** BEGIN Extracted information **

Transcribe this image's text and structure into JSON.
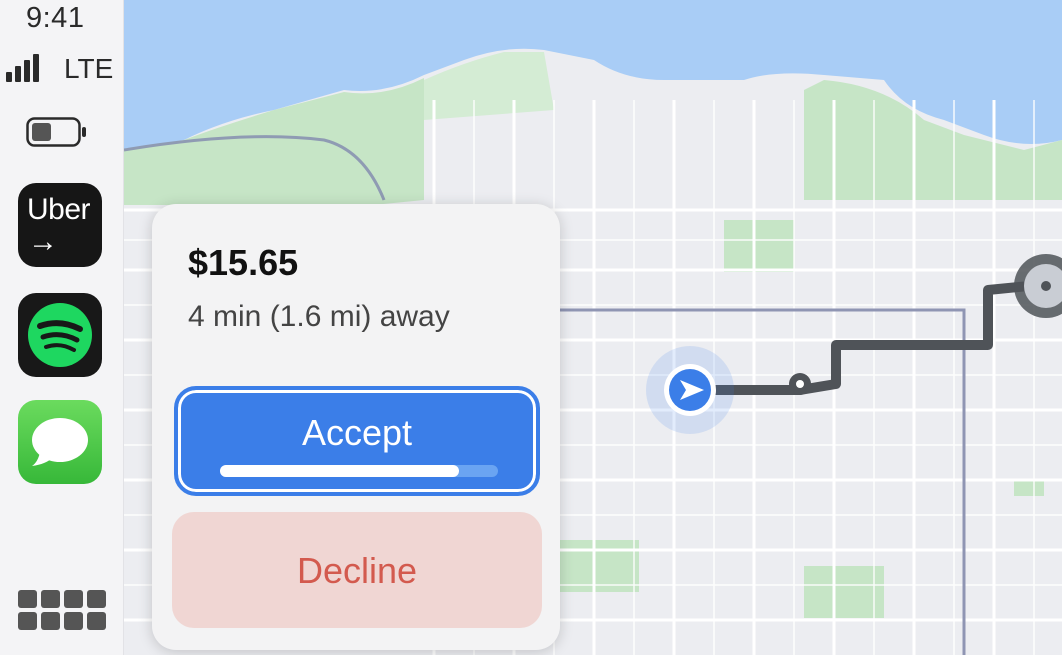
{
  "status_bar": {
    "time": "9:41",
    "network": "LTE",
    "signal_bars": 4,
    "battery_level": 0.45
  },
  "dock": {
    "apps": [
      {
        "name": "Uber",
        "label": "Uber",
        "arrow": "→",
        "icon": "uber-icon"
      },
      {
        "name": "Spotify",
        "icon": "spotify-icon"
      },
      {
        "name": "Messages",
        "icon": "messages-icon"
      }
    ],
    "app_grid_icon": "app-grid-icon"
  },
  "offer": {
    "price": "$15.65",
    "eta": "4 min (1.6 mi) away",
    "accept_label": "Accept",
    "accept_progress": 0.86,
    "decline_label": "Decline"
  },
  "colors": {
    "accent": "#3b7ee8",
    "decline_bg": "#f0d6d3",
    "decline_text": "#d35a4e",
    "water": "#a9cdf6",
    "park": "#c6e5c6",
    "route": "#4f5358"
  },
  "map_icons": {
    "current_location": "navigation-arrow-icon",
    "destination": "destination-pin-icon"
  }
}
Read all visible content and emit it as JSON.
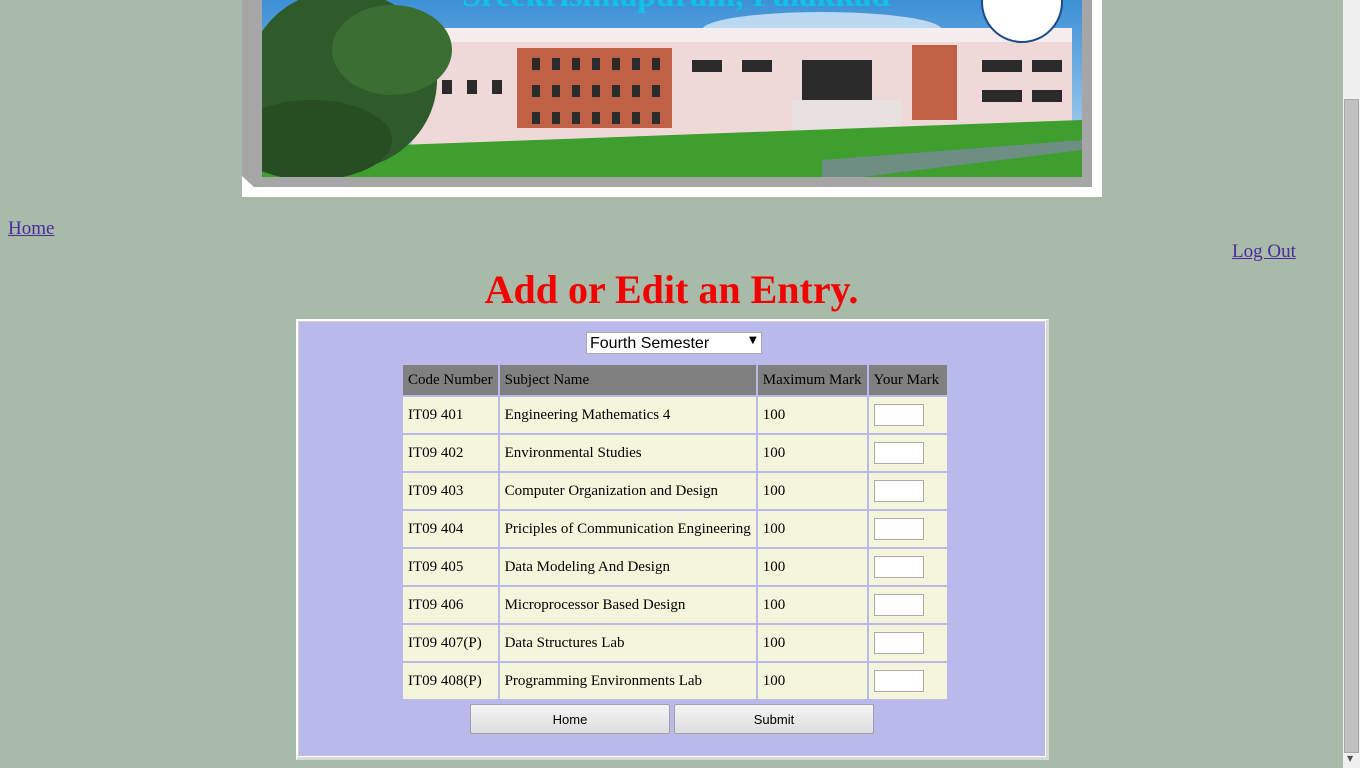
{
  "banner": {
    "image": "college-building-photo",
    "caption_text": "Sreekrishnapuram, Palakkad"
  },
  "nav": {
    "home_label": "Home",
    "logout_label": "Log Out"
  },
  "title": "Add or Edit an Entry.",
  "form": {
    "semester": {
      "selected": "Fourth Semester",
      "arrow_icon": "dropdown-arrow-icon"
    },
    "columns": [
      "Code Number",
      "Subject Name",
      "Maximum Mark",
      "Your Mark"
    ],
    "rows": [
      {
        "code": "IT09 401",
        "subject": "Engineering Mathematics 4",
        "max": "100",
        "mark": ""
      },
      {
        "code": "IT09 402",
        "subject": "Environmental Studies",
        "max": "100",
        "mark": ""
      },
      {
        "code": "IT09 403",
        "subject": "Computer Organization and Design",
        "max": "100",
        "mark": ""
      },
      {
        "code": "IT09 404",
        "subject": "Priciples of Communication Engineering",
        "max": "100",
        "mark": ""
      },
      {
        "code": "IT09 405",
        "subject": "Data Modeling And Design",
        "max": "100",
        "mark": ""
      },
      {
        "code": "IT09 406",
        "subject": "Microprocessor Based Design",
        "max": "100",
        "mark": ""
      },
      {
        "code": "IT09 407(P)",
        "subject": "Data Structures Lab",
        "max": "100",
        "mark": ""
      },
      {
        "code": "IT09 408(P)",
        "subject": "Programming Environments Lab",
        "max": "100",
        "mark": ""
      }
    ],
    "buttons": {
      "home": "Home",
      "submit": "Submit"
    }
  },
  "colors": {
    "page_bg": "#a8baa8",
    "title": "#f30000",
    "panel_bg": "#b9b9ec",
    "header_bg": "#808080",
    "cell_bg": "#f5f5dc",
    "link": "#4b2aa0"
  }
}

** END Extracted information **

Without the pictures, return the entries exactly as they appear.

* **Solution below**:
Transcribe this image's text and structure into JSON.
{
  "status_bar": {
    "time": "9:41",
    "network": "LTE",
    "signal_bars": 4,
    "battery_level": 0.45
  },
  "dock": {
    "apps": [
      {
        "name": "Uber",
        "label": "Uber",
        "arrow": "→",
        "icon": "uber-icon"
      },
      {
        "name": "Spotify",
        "icon": "spotify-icon"
      },
      {
        "name": "Messages",
        "icon": "messages-icon"
      }
    ],
    "app_grid_icon": "app-grid-icon"
  },
  "offer": {
    "price": "$15.65",
    "eta": "4 min (1.6 mi) away",
    "accept_label": "Accept",
    "accept_progress": 0.86,
    "decline_label": "Decline"
  },
  "colors": {
    "accent": "#3b7ee8",
    "decline_bg": "#f0d6d3",
    "decline_text": "#d35a4e",
    "water": "#a9cdf6",
    "park": "#c6e5c6",
    "route": "#4f5358"
  },
  "map_icons": {
    "current_location": "navigation-arrow-icon",
    "destination": "destination-pin-icon"
  }
}
Read all visible content and emit it as JSON.
{
  "banner": {
    "image": "college-building-photo",
    "caption_text": "Sreekrishnapuram, Palakkad"
  },
  "nav": {
    "home_label": "Home",
    "logout_label": "Log Out"
  },
  "title": "Add or Edit an Entry.",
  "form": {
    "semester": {
      "selected": "Fourth Semester",
      "arrow_icon": "dropdown-arrow-icon"
    },
    "columns": [
      "Code Number",
      "Subject Name",
      "Maximum Mark",
      "Your Mark"
    ],
    "rows": [
      {
        "code": "IT09 401",
        "subject": "Engineering Mathematics 4",
        "max": "100",
        "mark": ""
      },
      {
        "code": "IT09 402",
        "subject": "Environmental Studies",
        "max": "100",
        "mark": ""
      },
      {
        "code": "IT09 403",
        "subject": "Computer Organization and Design",
        "max": "100",
        "mark": ""
      },
      {
        "code": "IT09 404",
        "subject": "Priciples of Communication Engineering",
        "max": "100",
        "mark": ""
      },
      {
        "code": "IT09 405",
        "subject": "Data Modeling And Design",
        "max": "100",
        "mark": ""
      },
      {
        "code": "IT09 406",
        "subject": "Microprocessor Based Design",
        "max": "100",
        "mark": ""
      },
      {
        "code": "IT09 407(P)",
        "subject": "Data Structures Lab",
        "max": "100",
        "mark": ""
      },
      {
        "code": "IT09 408(P)",
        "subject": "Programming Environments Lab",
        "max": "100",
        "mark": ""
      }
    ],
    "buttons": {
      "home": "Home",
      "submit": "Submit"
    }
  },
  "colors": {
    "page_bg": "#a8baa8",
    "title": "#f30000",
    "panel_bg": "#b9b9ec",
    "header_bg": "#808080",
    "cell_bg": "#f5f5dc",
    "link": "#4b2aa0"
  }
}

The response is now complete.